## PROBLEM SET
(a) Which three things is the probe sent to Venus to study, according to the Venus Express article?
(b) Carry the Venus Express article forward from its last sentence.

## EXTRACT TO READ
■ ■ ■

Brak­ing Test Ends in a Sea of Flames

Over a pe­riod of 9 years, Venus Ex­press car­ries out a thor­ough in­ves­ti­ga­tion of Venus, be­fore burn­ing up in the at­mos­phere.

Science Illustrated - - SPACE/ SOLAR SYSTEM -

Equipped with brand new in­stru­ments such as mag­ne­tome­ters, spec­trom­e­ters, etc., ESA's Venus Ex­press probe is launched from Earth on 9 Novem­ber 2005, head­ing for Venus, to study cli­mate, cloud cover, and the chem­istry of the at­mos­phere.

■ ■ ■

## Data extracted from a collection

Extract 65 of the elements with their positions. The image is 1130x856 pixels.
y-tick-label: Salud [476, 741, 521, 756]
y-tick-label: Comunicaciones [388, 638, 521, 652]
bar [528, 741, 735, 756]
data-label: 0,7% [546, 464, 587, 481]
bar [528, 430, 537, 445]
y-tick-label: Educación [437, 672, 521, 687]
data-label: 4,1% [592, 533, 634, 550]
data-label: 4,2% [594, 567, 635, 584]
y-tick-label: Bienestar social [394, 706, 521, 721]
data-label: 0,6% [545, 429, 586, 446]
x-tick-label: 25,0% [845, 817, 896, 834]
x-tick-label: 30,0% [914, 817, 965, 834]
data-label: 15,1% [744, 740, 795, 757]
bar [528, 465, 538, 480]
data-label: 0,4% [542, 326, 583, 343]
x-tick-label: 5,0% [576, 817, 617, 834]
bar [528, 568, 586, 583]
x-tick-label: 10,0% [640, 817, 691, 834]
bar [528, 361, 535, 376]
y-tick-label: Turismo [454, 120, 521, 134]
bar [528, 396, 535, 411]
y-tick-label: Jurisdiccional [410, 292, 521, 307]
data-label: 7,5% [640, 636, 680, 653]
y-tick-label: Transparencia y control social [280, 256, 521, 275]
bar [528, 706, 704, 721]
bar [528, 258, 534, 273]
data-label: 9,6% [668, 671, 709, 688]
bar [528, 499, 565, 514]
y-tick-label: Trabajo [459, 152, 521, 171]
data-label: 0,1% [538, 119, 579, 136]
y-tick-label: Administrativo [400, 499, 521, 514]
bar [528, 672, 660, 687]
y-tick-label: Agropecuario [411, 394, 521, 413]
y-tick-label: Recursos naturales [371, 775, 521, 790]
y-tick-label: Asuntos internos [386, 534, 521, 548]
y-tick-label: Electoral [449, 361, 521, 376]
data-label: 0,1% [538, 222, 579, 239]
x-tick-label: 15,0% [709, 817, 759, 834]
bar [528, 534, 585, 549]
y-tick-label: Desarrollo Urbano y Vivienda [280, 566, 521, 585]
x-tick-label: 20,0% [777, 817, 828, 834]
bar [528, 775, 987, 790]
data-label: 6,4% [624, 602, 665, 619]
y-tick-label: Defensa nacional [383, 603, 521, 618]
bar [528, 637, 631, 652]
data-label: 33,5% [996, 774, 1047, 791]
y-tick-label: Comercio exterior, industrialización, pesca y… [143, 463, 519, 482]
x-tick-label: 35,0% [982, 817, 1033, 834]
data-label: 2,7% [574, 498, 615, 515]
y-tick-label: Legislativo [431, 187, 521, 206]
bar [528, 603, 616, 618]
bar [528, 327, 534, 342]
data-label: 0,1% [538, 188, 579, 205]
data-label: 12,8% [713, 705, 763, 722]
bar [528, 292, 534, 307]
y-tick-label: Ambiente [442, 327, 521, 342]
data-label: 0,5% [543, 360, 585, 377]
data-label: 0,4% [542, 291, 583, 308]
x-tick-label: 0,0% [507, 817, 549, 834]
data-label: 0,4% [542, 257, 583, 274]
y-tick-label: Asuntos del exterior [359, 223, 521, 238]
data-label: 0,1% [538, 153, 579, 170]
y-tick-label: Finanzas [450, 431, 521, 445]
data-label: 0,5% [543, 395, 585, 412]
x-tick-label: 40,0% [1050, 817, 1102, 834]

■ ■ ■

## RESULTS FOR THE EXERCISE
(a) Climate, cloud cover, and the chemistry of the atmosphere.

(b)
The probe dis­cov­ers an at­mos­phere that con­tains wa­ter – in spite of a tem­per­a­ture of 465 °C on the planet’s sur­face. The wa­ter mol­e­cules are shat­tered by UV ra­di­a­tion and blow into space. Based on data from the probe, as­tronomers cal­cu­late that Venus was prob­a­bly cov­ered in wa­ter 3 bil­lion years ago and might have in­cluded life.

Last, the probe dives to an al­ti­tude of 130 km in 2015 to test slow­ing it­self down by skat­ing across the at­mos­phere. VenusEx­press is lost in the ma­noeu­vre.